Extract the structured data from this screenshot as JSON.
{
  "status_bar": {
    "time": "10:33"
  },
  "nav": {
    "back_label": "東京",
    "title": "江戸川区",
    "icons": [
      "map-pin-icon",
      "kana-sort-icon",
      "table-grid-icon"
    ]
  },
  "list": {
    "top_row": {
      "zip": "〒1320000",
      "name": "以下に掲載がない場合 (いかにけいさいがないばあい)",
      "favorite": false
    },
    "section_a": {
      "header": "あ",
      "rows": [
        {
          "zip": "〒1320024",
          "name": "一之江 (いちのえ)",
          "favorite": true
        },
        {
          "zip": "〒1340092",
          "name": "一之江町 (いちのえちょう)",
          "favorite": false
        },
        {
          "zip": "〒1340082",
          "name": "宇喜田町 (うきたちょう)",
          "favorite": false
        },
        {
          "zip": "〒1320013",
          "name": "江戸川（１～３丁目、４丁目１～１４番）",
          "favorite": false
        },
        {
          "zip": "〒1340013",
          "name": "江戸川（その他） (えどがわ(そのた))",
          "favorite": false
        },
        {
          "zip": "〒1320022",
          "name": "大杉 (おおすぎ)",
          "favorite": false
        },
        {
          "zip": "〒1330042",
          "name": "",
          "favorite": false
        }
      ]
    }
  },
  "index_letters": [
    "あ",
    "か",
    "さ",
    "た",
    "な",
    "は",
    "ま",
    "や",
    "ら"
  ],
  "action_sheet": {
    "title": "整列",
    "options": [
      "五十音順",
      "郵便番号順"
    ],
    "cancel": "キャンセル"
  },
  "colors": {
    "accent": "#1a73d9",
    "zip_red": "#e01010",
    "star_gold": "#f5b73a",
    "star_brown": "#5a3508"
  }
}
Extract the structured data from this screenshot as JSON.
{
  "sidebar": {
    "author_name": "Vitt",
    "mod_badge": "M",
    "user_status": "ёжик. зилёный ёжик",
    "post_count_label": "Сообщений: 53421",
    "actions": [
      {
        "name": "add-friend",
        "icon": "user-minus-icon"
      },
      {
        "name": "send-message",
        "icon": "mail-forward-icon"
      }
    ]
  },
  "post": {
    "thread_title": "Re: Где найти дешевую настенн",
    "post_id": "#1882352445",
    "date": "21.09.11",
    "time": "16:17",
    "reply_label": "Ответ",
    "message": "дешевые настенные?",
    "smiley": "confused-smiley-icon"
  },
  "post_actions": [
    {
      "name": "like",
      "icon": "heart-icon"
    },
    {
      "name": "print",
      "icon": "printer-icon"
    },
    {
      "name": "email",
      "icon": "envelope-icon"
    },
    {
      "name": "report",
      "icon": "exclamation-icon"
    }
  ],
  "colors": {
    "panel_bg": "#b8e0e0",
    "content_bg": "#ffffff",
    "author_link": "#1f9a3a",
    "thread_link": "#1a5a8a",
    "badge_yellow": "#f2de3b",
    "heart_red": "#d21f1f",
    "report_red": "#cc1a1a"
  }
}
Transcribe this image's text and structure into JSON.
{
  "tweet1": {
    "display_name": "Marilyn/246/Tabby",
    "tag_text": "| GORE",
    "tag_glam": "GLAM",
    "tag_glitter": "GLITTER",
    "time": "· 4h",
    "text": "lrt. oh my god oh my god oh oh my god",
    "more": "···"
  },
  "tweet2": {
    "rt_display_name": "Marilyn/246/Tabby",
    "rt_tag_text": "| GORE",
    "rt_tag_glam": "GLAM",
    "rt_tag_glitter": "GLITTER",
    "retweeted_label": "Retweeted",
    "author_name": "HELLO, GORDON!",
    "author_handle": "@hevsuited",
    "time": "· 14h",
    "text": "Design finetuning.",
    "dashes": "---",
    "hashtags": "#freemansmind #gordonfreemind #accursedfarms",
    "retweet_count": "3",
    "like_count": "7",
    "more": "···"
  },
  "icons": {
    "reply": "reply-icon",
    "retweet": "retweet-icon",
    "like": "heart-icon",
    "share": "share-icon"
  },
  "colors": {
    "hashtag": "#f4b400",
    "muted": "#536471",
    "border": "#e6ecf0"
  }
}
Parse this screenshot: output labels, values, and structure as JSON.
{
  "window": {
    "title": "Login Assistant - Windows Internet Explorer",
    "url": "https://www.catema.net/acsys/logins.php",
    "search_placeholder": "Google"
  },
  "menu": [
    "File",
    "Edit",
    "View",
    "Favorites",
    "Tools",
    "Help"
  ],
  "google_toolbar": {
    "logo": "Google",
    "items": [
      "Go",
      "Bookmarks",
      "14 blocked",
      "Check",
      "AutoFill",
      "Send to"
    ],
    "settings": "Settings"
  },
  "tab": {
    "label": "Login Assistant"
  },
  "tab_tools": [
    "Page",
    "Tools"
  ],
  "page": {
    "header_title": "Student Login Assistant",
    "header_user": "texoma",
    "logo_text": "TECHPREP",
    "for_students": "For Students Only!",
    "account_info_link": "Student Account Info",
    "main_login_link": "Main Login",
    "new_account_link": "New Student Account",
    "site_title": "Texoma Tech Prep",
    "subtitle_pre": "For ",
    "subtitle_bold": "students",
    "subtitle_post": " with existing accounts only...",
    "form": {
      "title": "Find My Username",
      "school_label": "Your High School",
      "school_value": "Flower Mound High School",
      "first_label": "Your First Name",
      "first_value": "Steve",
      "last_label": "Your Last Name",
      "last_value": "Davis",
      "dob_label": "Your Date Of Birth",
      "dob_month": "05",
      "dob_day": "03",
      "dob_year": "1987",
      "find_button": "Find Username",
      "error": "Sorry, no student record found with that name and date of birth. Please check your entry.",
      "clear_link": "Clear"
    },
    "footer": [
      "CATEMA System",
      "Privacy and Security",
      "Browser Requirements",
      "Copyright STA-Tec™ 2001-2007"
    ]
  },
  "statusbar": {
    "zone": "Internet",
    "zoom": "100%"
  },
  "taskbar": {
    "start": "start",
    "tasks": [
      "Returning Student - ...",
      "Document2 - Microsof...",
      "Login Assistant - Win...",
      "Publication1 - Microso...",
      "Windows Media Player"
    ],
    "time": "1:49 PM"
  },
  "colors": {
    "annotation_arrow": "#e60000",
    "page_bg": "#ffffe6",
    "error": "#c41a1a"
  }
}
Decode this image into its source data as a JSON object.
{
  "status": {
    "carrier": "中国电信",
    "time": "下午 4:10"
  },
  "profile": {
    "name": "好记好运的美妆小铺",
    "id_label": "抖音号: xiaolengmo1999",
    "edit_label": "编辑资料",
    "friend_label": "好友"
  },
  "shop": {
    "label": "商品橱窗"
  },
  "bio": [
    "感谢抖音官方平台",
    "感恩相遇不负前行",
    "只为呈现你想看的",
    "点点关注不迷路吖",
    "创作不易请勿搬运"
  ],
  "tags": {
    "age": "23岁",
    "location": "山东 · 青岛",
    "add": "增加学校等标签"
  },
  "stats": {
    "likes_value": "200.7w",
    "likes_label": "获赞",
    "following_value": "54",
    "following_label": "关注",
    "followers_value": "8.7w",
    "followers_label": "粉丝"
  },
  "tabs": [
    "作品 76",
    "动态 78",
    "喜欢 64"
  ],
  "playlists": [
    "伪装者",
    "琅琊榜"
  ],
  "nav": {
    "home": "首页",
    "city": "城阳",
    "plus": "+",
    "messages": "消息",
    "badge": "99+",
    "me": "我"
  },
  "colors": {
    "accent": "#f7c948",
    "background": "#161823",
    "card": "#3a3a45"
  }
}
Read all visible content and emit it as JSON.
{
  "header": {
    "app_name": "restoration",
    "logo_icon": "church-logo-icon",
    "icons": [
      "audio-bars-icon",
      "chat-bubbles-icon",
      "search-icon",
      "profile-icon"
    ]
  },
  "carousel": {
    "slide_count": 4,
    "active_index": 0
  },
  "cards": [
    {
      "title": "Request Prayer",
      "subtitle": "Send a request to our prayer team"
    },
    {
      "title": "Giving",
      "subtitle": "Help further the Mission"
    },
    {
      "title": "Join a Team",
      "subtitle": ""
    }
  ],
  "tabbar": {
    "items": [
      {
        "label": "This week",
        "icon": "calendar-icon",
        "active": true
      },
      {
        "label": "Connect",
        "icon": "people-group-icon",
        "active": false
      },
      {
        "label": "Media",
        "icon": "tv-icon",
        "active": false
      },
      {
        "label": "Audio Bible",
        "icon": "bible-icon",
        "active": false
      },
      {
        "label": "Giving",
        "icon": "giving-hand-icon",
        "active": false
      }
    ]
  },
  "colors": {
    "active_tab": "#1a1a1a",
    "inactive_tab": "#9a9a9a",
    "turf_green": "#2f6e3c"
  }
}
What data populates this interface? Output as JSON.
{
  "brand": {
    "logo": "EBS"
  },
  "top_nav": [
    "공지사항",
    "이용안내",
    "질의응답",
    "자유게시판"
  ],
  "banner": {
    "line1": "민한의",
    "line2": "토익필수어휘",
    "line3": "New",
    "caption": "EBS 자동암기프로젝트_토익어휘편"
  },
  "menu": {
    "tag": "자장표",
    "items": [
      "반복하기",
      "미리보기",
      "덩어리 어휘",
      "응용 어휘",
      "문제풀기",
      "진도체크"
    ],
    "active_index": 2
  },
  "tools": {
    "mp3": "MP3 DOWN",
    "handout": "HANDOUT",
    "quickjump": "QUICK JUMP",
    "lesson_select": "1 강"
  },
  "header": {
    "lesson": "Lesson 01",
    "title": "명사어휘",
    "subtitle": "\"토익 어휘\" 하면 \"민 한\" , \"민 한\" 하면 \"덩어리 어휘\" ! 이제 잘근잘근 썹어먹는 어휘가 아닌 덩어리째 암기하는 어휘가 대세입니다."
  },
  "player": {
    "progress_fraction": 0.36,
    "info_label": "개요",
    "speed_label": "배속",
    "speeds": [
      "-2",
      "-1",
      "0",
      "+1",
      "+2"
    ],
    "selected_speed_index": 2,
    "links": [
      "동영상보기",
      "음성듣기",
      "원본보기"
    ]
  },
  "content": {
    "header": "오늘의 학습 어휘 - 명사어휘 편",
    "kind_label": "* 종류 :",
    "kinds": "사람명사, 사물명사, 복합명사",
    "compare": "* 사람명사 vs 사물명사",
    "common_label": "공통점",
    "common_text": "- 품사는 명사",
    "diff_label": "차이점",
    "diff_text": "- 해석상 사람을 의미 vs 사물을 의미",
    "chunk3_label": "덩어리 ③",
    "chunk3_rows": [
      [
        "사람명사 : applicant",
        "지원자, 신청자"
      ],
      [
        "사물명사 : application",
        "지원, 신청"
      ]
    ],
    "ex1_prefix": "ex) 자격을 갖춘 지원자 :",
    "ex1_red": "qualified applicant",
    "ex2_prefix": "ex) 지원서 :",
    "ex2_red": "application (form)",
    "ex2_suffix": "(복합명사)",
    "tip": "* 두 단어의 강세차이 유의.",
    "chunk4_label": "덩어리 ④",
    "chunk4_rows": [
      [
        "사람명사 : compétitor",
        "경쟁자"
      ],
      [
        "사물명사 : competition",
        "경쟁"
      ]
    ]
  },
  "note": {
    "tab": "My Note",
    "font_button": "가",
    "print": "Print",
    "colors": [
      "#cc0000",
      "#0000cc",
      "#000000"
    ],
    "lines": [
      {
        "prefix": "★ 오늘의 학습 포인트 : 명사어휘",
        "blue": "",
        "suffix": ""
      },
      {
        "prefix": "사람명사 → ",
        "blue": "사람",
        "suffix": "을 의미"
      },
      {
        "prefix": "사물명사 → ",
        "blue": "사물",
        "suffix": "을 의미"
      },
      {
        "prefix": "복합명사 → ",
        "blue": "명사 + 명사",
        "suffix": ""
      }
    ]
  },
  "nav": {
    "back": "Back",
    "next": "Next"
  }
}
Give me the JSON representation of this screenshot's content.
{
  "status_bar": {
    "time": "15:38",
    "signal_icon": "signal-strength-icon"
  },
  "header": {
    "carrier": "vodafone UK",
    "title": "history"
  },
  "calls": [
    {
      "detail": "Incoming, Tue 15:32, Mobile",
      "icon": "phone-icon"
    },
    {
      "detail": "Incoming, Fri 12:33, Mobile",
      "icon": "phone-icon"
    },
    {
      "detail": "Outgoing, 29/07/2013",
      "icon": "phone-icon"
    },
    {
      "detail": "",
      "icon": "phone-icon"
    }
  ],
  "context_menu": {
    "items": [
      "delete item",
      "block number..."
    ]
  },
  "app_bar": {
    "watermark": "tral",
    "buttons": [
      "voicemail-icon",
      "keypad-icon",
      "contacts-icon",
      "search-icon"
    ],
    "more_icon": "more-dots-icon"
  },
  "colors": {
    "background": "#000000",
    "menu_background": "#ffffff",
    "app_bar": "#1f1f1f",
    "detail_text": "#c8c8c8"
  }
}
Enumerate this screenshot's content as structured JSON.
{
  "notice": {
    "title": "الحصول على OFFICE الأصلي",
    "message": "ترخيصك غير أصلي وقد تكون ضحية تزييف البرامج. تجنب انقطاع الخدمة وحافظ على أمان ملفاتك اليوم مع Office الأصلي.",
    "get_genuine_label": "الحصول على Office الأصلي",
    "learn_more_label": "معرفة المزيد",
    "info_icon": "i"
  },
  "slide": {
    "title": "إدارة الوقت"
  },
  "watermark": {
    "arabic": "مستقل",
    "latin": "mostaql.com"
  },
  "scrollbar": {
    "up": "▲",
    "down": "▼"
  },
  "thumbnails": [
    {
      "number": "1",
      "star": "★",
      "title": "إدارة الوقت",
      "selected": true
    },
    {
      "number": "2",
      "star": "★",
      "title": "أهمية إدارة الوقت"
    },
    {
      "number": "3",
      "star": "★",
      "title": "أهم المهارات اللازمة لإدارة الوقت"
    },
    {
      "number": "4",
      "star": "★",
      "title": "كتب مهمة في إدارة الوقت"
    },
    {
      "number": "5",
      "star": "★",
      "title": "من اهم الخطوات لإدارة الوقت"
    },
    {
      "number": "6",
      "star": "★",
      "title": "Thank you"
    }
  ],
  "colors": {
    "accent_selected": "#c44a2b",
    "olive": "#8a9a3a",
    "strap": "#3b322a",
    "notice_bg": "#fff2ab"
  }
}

● ● ● ● ● ● ●

## Stated goal
Copy each line that holds the word "time".

## The reply
    "time": "10:33"
    "time": "16:17",
    "time": "· 4h",
    "time": "· 14h",
    "time": "1:49 PM"
    "time": "下午 4:10"
    "time": "15:38",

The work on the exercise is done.